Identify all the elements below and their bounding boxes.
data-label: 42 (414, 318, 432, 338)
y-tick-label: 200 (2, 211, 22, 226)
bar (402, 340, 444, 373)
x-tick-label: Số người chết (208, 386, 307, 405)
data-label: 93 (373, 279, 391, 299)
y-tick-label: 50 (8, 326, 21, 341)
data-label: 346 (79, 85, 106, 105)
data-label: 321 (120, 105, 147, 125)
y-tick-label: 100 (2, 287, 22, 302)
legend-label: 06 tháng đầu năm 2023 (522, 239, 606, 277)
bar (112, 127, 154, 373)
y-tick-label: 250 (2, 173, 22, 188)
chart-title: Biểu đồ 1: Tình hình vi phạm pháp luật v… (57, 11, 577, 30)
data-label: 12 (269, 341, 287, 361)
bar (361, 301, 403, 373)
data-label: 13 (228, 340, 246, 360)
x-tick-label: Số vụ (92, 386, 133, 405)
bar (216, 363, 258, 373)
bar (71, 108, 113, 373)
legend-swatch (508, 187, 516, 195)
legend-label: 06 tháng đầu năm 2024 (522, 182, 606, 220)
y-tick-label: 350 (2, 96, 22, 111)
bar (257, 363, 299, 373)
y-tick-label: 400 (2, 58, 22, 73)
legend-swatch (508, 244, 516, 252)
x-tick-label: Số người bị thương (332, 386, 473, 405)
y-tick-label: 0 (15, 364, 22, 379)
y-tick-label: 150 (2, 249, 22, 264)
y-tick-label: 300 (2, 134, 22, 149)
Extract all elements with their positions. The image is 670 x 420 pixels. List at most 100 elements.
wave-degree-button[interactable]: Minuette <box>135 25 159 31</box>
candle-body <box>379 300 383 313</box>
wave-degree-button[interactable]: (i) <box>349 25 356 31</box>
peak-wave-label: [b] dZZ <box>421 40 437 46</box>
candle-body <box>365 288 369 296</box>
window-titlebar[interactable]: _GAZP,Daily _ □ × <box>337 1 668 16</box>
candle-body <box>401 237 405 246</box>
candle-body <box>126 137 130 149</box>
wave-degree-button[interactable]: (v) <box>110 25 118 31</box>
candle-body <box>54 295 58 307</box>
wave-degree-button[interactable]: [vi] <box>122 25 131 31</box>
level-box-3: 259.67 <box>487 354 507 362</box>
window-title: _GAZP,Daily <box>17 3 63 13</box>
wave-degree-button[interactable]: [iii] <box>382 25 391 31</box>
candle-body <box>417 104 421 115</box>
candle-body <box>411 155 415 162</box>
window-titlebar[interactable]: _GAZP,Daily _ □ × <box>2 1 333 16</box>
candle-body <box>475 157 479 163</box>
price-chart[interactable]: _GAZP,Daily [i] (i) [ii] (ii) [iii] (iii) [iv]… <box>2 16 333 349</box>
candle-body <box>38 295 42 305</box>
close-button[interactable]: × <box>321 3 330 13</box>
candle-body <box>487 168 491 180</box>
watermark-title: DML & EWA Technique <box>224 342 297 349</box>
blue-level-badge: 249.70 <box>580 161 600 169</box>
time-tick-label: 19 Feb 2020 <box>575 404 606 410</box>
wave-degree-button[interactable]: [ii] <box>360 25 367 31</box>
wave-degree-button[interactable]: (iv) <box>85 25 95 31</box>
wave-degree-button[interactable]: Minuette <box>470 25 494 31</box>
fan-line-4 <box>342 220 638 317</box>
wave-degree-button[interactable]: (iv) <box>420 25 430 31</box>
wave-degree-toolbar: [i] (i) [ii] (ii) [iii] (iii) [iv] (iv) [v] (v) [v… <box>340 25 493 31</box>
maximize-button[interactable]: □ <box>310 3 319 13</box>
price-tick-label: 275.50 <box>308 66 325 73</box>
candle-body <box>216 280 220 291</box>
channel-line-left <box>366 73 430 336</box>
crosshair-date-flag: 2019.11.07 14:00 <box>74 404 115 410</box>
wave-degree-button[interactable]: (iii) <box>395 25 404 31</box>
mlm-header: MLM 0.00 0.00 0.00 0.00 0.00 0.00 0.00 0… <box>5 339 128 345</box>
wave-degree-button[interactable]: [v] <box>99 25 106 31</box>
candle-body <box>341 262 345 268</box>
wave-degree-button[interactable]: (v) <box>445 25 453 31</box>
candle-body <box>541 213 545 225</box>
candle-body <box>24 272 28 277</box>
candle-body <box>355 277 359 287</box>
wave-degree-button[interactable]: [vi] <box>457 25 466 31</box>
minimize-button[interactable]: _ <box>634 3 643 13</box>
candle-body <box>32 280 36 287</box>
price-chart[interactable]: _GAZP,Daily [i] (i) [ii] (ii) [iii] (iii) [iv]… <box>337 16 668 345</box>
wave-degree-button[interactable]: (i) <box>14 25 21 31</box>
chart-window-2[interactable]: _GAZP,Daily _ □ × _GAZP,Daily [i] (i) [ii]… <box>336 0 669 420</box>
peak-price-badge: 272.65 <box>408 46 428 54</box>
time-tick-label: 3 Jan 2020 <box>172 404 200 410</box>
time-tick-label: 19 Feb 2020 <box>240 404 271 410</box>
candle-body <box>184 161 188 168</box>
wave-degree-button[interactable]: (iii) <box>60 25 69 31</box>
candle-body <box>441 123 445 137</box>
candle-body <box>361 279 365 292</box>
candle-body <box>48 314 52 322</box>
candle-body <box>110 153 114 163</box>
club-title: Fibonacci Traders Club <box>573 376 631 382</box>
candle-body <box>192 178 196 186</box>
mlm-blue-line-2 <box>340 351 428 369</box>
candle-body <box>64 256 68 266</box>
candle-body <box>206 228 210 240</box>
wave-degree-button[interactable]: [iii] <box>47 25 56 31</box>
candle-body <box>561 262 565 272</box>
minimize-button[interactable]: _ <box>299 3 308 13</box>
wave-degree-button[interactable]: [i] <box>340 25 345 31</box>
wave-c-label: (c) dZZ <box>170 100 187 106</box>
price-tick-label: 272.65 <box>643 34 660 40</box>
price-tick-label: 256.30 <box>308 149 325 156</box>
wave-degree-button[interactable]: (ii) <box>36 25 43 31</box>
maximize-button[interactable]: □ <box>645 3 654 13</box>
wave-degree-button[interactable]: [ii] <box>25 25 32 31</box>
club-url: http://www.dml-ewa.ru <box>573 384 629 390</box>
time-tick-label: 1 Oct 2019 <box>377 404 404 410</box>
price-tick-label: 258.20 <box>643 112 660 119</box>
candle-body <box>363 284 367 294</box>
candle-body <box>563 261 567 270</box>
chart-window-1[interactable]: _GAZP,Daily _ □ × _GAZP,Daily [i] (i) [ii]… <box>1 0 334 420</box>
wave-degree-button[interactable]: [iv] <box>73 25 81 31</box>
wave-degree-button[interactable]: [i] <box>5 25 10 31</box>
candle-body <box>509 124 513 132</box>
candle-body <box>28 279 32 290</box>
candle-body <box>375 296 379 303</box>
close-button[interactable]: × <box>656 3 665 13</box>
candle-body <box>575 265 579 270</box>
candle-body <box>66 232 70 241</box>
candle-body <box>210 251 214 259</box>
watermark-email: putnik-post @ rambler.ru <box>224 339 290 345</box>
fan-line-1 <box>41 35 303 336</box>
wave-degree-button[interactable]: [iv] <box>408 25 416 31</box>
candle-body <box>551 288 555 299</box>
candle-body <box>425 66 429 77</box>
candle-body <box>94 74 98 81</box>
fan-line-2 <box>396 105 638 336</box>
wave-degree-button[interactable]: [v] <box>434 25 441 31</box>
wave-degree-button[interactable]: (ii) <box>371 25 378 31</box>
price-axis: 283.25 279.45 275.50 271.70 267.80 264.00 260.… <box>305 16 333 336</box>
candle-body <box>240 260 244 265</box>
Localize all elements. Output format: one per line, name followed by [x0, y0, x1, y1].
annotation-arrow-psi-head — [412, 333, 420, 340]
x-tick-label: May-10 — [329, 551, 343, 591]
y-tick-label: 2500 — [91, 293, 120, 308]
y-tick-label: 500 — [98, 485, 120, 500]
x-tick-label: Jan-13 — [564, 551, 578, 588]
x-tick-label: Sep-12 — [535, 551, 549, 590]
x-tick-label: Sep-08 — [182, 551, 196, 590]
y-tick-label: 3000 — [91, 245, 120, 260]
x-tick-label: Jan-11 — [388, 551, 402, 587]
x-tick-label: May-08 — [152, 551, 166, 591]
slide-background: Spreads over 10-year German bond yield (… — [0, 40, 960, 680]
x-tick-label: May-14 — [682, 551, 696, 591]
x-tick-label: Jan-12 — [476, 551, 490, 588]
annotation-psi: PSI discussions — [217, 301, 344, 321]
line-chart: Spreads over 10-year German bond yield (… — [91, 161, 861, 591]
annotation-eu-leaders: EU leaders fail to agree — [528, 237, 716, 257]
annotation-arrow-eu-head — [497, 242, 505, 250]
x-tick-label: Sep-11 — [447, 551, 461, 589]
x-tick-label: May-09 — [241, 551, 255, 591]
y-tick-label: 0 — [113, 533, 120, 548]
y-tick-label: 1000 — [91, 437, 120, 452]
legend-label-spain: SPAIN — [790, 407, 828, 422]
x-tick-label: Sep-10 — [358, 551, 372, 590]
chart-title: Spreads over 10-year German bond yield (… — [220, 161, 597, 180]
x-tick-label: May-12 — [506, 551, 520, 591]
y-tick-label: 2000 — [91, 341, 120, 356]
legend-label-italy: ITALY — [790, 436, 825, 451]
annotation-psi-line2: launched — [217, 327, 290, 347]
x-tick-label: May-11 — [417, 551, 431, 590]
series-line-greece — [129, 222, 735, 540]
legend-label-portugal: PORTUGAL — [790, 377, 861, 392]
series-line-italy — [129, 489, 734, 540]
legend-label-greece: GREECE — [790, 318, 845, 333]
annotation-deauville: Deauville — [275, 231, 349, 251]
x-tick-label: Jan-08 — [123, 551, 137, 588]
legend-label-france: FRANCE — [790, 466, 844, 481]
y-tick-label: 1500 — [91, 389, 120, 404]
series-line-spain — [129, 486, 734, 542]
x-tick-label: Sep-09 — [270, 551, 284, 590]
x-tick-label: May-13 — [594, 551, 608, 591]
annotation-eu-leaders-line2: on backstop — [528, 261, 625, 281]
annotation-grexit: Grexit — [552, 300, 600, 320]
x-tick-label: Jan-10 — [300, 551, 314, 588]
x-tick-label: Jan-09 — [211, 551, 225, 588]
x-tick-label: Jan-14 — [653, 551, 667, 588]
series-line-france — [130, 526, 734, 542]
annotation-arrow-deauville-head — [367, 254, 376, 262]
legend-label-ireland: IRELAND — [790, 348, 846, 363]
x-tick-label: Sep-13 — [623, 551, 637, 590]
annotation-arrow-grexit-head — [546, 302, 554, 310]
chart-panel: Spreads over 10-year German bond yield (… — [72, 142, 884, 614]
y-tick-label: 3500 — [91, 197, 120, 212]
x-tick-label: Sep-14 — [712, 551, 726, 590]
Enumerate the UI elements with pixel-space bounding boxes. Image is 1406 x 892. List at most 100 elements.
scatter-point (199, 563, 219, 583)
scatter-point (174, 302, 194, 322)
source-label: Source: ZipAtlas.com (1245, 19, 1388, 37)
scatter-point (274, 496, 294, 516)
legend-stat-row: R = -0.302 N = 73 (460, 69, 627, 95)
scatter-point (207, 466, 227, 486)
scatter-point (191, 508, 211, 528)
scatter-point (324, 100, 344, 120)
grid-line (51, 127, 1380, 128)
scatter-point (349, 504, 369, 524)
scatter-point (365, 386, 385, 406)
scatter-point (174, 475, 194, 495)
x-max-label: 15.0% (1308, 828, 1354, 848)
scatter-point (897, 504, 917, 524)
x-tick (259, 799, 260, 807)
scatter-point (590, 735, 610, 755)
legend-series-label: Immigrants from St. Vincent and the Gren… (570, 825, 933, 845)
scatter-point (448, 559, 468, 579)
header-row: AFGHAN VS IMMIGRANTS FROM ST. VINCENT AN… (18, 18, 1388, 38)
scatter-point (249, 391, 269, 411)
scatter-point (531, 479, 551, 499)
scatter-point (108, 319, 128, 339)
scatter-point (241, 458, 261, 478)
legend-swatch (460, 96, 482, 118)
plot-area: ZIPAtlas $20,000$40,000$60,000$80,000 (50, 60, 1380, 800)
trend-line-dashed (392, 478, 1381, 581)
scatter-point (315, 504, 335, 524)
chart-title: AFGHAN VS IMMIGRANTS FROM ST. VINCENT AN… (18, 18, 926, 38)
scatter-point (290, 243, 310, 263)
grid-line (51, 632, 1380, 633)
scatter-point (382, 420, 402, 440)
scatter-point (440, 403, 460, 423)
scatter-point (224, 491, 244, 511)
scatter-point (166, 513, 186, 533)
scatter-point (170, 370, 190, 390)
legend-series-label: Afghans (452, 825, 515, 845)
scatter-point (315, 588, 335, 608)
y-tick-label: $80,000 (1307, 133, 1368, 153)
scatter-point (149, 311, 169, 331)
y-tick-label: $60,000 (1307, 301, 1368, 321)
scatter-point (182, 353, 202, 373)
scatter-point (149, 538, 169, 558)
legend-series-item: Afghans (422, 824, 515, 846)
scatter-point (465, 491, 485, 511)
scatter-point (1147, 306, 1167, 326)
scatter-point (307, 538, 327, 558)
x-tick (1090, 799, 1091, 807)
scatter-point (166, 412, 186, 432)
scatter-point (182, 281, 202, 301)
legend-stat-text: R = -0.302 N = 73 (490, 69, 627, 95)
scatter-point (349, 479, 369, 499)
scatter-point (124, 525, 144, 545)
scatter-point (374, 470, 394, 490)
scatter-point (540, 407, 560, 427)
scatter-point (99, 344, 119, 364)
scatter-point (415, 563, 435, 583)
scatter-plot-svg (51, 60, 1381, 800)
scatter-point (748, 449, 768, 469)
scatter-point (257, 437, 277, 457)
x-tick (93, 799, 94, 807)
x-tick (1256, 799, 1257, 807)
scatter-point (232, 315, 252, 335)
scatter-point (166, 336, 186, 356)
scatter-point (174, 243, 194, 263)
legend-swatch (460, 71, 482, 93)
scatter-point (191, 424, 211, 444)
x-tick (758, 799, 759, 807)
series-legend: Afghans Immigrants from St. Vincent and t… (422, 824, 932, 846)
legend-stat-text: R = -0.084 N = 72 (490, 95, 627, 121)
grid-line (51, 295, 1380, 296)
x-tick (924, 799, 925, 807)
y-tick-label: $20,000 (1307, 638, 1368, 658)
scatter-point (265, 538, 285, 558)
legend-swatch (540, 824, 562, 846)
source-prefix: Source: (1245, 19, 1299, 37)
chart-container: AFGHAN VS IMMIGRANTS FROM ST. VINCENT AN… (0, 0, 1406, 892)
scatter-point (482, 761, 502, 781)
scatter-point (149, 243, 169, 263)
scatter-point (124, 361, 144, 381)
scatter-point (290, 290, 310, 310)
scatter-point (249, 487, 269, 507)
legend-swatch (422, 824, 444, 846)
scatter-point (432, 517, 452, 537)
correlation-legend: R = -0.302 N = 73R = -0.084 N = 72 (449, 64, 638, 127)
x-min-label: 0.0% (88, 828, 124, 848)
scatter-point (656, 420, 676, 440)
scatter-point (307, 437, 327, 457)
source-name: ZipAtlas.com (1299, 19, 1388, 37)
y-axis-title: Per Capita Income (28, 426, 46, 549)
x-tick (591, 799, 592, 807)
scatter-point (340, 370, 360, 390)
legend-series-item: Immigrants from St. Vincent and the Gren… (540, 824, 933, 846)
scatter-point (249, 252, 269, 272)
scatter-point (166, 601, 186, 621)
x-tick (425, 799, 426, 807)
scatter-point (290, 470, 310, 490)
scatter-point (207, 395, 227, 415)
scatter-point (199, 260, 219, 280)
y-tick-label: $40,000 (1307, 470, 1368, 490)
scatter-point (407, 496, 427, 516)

● ● ●

Twoje polecenie:
Przepisz słowo w słowo wiersze od pierwszego wiersza danych aż do wiersza zawierającego „data-label: 93 (373, 279, 391, 299)”, łącznie z nim.

Oczekiwany wynik:
Identify all the elements below and their bounding boxes.
data-label: 42 (414, 318, 432, 338)
y-tick-label: 200 (2, 211, 22, 226)
bar (402, 340, 444, 373)
x-tick-label: Số người chết (208, 386, 307, 405)
data-label: 93 (373, 279, 391, 299)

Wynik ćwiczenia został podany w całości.